Task input →
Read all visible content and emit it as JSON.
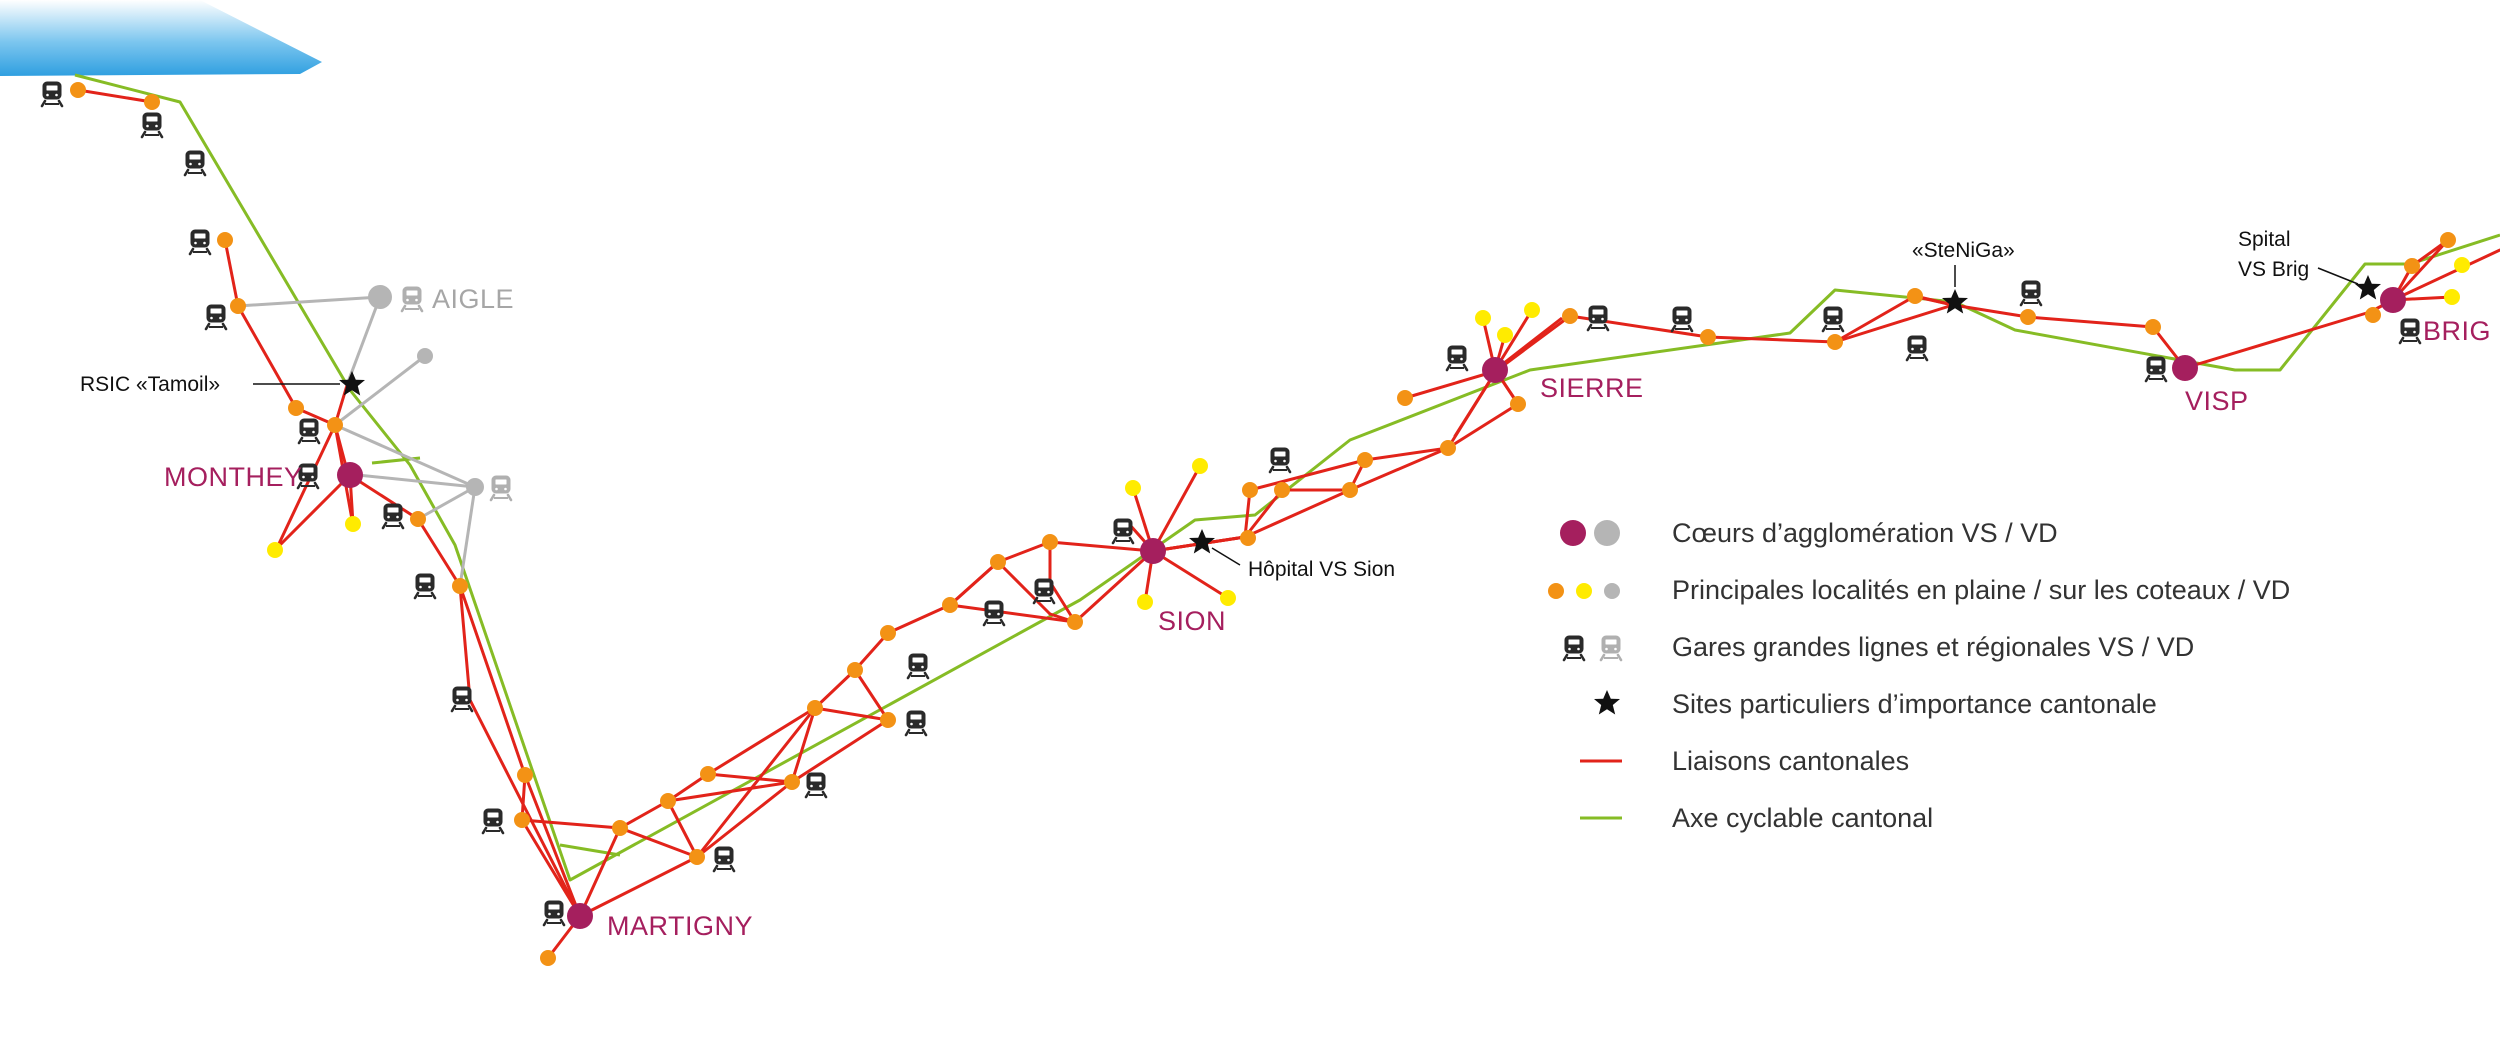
{
  "colors": {
    "vs_core": "#a51f5e",
    "vd_core": "#b5b5b5",
    "plain": "#f39215",
    "slope": "#ffeb00",
    "vd_locality": "#b5b5b5",
    "station_vs": "#2a2a2a",
    "station_vd": "#b0b0b0",
    "liaison": "#e2231a",
    "cycle": "#86bc25",
    "lake": "#2f9fe0"
  },
  "cities": {
    "aigle": "AIGLE",
    "monthey": "MONTHEY",
    "martigny": "MARTIGNY",
    "sion": "SION",
    "sierre": "SIERRE",
    "visp": "VISP",
    "brig": "BRIG"
  },
  "sites": {
    "rsic": "RSIC «Tamoil»",
    "hopital": "Hôpital VS Sion",
    "steniga": "«SteNiGa»",
    "spital_line1": "Spital",
    "spital_line2": "VS Brig"
  },
  "legend": {
    "cores": "Cœurs d’agglomération VS  / VD",
    "localities": "Principales localités en plaine / sur les coteaux / VD",
    "stations": "Gares grandes lignes et régionales VS / VD",
    "sites": "Sites particuliers d’importance cantonale",
    "liaisons": "Liaisons cantonales",
    "cycle": "Axe cyclable cantonal"
  }
}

Instructions for the task → Work out how many lines of the data hold the string "cycle". Reply with that number alone.

The output → 2